SUPPLIED DATA below:

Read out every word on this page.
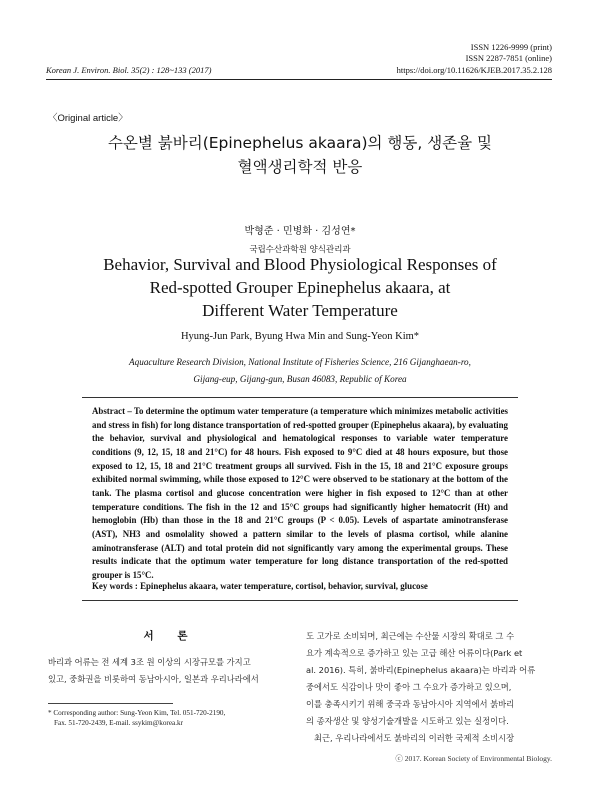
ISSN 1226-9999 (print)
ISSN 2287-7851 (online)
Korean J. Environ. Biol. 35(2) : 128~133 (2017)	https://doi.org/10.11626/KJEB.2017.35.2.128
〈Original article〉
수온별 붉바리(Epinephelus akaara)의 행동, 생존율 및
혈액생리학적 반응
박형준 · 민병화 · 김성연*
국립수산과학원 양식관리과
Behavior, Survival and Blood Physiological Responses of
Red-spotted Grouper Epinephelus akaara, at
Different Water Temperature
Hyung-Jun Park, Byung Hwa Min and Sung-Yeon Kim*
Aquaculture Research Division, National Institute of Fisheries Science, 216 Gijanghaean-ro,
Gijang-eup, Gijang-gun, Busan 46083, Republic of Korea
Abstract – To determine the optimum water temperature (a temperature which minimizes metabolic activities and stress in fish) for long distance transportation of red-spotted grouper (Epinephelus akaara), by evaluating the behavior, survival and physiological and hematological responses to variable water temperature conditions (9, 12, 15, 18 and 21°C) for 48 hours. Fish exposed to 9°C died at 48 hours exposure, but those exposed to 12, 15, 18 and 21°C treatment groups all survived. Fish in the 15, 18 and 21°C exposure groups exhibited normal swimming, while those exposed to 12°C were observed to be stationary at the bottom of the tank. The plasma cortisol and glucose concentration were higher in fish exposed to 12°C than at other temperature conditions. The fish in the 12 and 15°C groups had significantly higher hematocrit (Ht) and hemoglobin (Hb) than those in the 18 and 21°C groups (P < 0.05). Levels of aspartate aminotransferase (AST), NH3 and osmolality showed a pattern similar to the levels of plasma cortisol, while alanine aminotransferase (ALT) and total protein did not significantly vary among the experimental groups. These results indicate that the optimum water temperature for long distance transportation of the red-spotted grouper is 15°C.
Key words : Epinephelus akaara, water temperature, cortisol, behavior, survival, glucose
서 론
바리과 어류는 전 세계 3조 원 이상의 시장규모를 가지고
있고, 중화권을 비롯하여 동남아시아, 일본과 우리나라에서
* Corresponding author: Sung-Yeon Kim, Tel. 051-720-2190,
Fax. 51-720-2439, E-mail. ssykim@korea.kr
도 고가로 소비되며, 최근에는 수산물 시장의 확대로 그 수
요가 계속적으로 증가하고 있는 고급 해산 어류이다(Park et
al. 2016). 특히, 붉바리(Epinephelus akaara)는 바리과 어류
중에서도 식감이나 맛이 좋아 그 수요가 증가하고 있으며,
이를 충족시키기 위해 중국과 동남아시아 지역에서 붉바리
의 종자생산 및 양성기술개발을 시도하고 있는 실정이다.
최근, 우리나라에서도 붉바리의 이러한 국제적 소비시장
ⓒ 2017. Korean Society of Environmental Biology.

End of SUPPLIED DATA.

AIM OF THE TASK:
Return all records above verbatim without their pictures.

OUTPUT BELOW:
Read out every word on this page.
ISSN 1226-9999 (print)
ISSN 2287-7851 (online)
Korean J. Environ. Biol. 35(2) : 128~133 (2017)	https://doi.org/10.11626/KJEB.2017.35.2.128
〈Original article〉
수온별 붉바리(Epinephelus akaara)의 행동, 생존율 및
혈액생리학적 반응
박형준 · 민병화 · 김성연*
국립수산과학원 양식관리과
Behavior, Survival and Blood Physiological Responses of
Red-spotted Grouper Epinephelus akaara, at
Different Water Temperature
Hyung-Jun Park, Byung Hwa Min and Sung-Yeon Kim*
Aquaculture Research Division, National Institute of Fisheries Science, 216 Gijanghaean-ro,
Gijang-eup, Gijang-gun, Busan 46083, Republic of Korea
Abstract – To determine the optimum water temperature (a temperature which minimizes metabolic activities and stress in fish) for long distance transportation of red-spotted grouper (Epinephelus akaara), by evaluating the behavior, survival and physiological and hematological responses to variable water temperature conditions (9, 12, 15, 18 and 21°C) for 48 hours. Fish exposed to 9°C died at 48 hours exposure, but those exposed to 12, 15, 18 and 21°C treatment groups all survived. Fish in the 15, 18 and 21°C exposure groups exhibited normal swimming, while those exposed to 12°C were observed to be stationary at the bottom of the tank. The plasma cortisol and glucose concentration were higher in fish exposed to 12°C than at other temperature conditions. The fish in the 12 and 15°C groups had significantly higher hematocrit (Ht) and hemoglobin (Hb) than those in the 18 and 21°C groups (P < 0.05). Levels of aspartate aminotransferase (AST), NH3 and osmolality showed a pattern similar to the levels of plasma cortisol, while alanine aminotransferase (ALT) and total protein did not significantly vary among the experimental groups. These results indicate that the optimum water temperature for long distance transportation of the red-spotted grouper is 15°C.
Key words : Epinephelus akaara, water temperature, cortisol, behavior, survival, glucose
서 론
바리과 어류는 전 세계 3조 원 이상의 시장규모를 가지고
있고, 중화권을 비롯하여 동남아시아, 일본과 우리나라에서
* Corresponding author: Sung-Yeon Kim, Tel. 051-720-2190,
Fax. 51-720-2439, E-mail. ssykim@korea.kr
도 고가로 소비되며, 최근에는 수산물 시장의 확대로 그 수
요가 계속적으로 증가하고 있는 고급 해산 어류이다(Park et
al. 2016). 특히, 붉바리(Epinephelus akaara)는 바리과 어류
중에서도 식감이나 맛이 좋아 그 수요가 증가하고 있으며,
이를 충족시키기 위해 중국과 동남아시아 지역에서 붉바리
의 종자생산 및 양성기술개발을 시도하고 있는 실정이다.
최근, 우리나라에서도 붉바리의 이러한 국제적 소비시장
ⓒ 2017. Korean Society of Environmental Biology.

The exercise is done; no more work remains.